### Problem requirements
Beginning with the line where "Output a JSON" appears, retype every remaining line of the data below, both the first and last included.

Dataset items
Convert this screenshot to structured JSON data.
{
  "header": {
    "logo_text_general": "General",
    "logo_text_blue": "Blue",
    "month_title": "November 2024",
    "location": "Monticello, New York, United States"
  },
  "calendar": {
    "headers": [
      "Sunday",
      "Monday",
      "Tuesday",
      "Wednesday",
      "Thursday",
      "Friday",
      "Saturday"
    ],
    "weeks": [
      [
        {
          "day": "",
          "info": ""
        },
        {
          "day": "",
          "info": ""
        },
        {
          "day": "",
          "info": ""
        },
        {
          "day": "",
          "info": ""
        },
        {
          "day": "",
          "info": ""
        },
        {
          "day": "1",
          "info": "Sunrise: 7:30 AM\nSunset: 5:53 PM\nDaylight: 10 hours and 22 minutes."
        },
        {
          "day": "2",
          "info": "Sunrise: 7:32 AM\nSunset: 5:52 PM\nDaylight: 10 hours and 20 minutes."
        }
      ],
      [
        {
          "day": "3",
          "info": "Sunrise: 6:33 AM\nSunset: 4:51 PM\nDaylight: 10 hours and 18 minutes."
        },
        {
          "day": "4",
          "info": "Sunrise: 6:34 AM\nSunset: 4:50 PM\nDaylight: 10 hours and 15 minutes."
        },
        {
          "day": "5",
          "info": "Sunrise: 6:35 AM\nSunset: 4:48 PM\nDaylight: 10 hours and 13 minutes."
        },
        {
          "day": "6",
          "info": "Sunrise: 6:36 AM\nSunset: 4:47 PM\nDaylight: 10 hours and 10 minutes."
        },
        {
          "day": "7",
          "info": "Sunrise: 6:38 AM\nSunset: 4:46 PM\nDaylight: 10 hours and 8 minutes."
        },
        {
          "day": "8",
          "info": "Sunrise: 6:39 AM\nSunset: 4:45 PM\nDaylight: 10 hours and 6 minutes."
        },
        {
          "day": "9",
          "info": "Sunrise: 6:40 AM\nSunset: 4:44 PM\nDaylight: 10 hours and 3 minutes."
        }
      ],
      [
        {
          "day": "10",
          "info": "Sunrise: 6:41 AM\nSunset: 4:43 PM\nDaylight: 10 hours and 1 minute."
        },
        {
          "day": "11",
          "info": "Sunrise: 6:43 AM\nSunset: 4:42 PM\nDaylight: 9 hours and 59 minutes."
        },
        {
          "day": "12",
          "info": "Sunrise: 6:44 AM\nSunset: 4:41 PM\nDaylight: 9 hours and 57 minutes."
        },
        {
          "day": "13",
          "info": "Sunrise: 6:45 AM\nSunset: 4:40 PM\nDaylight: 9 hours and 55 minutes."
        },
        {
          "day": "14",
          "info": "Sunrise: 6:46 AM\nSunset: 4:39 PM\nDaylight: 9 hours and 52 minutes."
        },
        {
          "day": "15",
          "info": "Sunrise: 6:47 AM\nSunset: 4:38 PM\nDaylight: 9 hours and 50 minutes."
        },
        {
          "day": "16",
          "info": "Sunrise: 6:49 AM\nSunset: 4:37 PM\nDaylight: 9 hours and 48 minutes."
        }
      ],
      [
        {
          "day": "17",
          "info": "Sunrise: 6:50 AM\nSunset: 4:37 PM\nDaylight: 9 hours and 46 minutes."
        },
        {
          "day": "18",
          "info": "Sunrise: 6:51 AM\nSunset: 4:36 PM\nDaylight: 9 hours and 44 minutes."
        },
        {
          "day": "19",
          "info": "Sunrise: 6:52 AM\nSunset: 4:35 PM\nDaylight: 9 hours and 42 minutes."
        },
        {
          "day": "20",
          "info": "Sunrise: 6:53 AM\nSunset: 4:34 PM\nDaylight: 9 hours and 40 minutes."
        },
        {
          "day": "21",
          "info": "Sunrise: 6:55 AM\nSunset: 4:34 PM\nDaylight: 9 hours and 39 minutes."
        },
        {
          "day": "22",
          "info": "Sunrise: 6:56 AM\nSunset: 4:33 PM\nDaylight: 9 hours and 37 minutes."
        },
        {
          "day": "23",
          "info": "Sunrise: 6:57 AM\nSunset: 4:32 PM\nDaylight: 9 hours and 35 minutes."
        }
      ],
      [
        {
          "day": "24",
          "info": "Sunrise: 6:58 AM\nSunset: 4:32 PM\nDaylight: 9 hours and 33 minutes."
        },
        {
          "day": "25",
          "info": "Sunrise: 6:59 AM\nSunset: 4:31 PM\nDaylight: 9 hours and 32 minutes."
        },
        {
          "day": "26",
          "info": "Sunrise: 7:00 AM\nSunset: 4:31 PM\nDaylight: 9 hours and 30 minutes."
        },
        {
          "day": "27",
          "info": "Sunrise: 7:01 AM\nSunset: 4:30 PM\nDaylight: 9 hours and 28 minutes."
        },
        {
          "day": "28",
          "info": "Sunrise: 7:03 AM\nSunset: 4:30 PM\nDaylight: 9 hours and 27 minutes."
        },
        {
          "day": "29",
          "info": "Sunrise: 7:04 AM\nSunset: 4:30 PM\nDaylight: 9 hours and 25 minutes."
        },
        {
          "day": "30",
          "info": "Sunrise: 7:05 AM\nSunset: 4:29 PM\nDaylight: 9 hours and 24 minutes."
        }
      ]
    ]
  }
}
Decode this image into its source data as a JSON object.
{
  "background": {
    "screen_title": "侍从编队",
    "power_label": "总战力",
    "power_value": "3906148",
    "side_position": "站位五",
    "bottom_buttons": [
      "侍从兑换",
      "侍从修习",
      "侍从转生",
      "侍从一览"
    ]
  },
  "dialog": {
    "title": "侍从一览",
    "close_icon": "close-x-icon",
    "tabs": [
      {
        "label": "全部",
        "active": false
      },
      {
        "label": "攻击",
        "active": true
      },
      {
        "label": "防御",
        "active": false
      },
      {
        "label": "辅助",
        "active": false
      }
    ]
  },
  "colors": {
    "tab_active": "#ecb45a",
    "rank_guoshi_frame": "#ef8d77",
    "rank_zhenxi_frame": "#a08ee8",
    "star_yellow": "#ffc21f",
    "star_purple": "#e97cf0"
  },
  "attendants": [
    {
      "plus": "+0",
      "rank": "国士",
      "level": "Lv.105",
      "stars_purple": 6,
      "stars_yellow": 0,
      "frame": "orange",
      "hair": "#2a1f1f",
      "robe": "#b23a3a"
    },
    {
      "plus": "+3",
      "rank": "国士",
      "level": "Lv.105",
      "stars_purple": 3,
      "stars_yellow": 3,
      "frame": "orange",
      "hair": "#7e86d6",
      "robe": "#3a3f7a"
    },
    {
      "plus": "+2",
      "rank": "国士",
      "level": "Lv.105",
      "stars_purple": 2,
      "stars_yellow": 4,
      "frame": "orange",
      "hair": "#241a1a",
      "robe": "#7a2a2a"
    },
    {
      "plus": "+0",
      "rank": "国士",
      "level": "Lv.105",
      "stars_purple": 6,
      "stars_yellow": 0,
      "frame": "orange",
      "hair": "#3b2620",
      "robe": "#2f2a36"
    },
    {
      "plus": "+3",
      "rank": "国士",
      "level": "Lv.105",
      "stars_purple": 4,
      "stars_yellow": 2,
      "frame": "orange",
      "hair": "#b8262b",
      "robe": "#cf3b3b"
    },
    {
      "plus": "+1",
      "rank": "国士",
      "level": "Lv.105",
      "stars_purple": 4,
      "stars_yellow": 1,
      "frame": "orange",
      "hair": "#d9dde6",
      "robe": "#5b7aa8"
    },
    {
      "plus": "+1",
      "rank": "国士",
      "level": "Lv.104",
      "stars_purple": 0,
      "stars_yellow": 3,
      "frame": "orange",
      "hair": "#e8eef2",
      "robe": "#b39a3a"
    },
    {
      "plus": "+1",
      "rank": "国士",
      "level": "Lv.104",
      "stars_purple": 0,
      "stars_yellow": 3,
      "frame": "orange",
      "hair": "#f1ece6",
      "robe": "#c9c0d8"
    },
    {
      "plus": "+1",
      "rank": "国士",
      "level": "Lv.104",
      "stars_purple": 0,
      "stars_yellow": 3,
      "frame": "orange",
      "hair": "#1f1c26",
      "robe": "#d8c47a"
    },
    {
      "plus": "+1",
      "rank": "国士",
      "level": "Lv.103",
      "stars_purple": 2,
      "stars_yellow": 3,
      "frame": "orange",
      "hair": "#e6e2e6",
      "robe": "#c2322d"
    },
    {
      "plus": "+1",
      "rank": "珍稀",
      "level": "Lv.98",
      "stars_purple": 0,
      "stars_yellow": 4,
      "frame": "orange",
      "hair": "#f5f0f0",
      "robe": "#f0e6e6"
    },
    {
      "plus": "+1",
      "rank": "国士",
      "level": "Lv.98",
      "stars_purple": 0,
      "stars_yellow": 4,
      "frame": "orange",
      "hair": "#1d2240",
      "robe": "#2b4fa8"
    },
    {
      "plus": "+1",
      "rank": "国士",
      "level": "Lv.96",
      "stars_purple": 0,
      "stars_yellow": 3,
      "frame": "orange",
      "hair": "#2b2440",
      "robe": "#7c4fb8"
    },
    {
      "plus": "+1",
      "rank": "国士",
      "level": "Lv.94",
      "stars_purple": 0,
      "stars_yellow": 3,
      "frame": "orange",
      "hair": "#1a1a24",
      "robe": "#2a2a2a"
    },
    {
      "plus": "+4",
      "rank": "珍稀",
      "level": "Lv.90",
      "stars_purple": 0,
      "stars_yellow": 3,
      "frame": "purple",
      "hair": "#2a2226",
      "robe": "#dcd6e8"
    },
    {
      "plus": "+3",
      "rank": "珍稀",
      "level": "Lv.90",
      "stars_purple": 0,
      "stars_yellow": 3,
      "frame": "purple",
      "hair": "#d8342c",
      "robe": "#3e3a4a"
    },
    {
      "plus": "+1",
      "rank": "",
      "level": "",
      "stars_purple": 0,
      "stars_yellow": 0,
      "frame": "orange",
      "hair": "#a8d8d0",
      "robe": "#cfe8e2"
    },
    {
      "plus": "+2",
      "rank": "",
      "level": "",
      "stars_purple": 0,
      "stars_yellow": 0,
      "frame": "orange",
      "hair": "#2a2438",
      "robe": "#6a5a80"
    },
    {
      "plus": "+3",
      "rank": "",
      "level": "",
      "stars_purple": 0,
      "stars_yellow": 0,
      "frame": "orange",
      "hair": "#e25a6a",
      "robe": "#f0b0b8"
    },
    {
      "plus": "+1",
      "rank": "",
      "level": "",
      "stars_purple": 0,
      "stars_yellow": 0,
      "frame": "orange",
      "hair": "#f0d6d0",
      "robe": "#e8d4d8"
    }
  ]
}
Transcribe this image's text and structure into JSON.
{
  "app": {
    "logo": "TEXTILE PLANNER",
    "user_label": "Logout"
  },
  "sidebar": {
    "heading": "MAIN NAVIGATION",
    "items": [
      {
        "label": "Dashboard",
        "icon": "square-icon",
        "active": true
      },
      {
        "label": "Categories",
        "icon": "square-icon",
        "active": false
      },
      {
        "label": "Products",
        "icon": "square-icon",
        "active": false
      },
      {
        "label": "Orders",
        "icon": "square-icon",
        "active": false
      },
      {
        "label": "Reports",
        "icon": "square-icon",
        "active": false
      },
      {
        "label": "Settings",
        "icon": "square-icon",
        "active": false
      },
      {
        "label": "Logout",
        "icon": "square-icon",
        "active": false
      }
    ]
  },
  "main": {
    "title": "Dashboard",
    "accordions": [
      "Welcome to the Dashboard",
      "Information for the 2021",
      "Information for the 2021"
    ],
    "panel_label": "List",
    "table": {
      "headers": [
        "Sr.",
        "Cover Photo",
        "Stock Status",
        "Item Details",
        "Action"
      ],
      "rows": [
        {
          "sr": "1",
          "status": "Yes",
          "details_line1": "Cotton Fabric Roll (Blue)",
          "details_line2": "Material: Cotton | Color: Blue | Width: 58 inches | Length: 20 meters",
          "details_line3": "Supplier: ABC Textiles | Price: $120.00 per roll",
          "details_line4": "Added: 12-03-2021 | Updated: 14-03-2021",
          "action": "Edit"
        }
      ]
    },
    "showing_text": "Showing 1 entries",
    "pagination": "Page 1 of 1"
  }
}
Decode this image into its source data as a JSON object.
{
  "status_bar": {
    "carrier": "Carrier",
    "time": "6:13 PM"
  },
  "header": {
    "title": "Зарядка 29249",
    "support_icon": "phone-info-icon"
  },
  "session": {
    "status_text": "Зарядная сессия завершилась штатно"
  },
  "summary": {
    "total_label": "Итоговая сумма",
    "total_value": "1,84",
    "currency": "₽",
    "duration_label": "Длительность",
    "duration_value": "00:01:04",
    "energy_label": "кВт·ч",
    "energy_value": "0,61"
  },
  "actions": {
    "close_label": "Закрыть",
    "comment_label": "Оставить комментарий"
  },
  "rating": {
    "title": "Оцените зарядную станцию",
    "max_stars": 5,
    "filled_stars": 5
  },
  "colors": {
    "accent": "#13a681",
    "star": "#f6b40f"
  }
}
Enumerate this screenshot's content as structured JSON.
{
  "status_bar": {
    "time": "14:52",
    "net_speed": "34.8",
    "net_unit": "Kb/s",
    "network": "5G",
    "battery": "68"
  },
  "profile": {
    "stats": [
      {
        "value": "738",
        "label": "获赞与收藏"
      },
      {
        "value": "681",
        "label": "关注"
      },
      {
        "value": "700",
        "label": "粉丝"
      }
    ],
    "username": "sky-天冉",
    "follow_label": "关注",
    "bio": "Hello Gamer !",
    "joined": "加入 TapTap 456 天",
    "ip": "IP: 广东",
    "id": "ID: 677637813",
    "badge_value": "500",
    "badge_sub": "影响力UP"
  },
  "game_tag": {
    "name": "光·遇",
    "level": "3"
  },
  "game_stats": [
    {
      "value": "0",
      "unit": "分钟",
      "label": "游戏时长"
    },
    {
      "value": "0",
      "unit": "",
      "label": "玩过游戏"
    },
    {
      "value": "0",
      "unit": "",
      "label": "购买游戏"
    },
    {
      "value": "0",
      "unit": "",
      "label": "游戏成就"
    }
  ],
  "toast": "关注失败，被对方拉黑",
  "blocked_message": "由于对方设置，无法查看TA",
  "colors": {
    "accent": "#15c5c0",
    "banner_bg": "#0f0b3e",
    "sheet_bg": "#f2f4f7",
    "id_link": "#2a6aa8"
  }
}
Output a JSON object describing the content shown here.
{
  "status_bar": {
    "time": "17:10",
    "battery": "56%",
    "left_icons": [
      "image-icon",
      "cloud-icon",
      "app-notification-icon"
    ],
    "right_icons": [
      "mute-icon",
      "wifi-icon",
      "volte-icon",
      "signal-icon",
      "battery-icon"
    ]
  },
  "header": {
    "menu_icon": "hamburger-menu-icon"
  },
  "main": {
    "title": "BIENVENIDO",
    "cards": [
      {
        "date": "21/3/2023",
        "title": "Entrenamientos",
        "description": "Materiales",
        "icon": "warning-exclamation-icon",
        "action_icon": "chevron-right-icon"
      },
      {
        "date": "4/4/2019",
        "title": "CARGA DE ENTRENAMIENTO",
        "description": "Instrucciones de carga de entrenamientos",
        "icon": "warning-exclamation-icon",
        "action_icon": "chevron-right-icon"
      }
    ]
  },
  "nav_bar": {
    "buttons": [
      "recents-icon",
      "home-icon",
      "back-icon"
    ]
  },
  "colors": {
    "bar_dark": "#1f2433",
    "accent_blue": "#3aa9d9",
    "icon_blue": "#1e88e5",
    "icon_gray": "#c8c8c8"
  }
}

### Answer to this problem
Output a JSON object describing the content shown here.
{
  "status_bar": {
    "time": "17:10",
    "battery": "56%",
    "left_icons": [
      "image-icon",
      "cloud-icon",
      "app-notification-icon"
    ],
    "right_icons": [
      "mute-icon",
      "wifi-icon",
      "volte-icon",
      "signal-icon",
      "battery-icon"
    ]
  },
  "header": {
    "menu_icon": "hamburger-menu-icon"
  },
  "main": {
    "title": "BIENVENIDO",
    "cards": [
      {
        "date": "21/3/2023",
        "title": "Entrenamientos",
        "description": "Materiales",
        "icon": "warning-exclamation-icon",
        "action_icon": "chevron-right-icon"
      },
      {
        "date": "4/4/2019",
        "title": "CARGA DE ENTRENAMIENTO",
        "description": "Instrucciones de carga de entrenamientos",
        "icon": "warning-exclamation-icon",
        "action_icon": "chevron-right-icon"
      }
    ]
  },
  "nav_bar": {
    "buttons": [
      "recents-icon",
      "home-icon",
      "back-icon"
    ]
  },
  "colors": {
    "bar_dark": "#1f2433",
    "accent_blue": "#3aa9d9",
    "icon_blue": "#1e88e5",
    "icon_gray": "#c8c8c8"
  }
}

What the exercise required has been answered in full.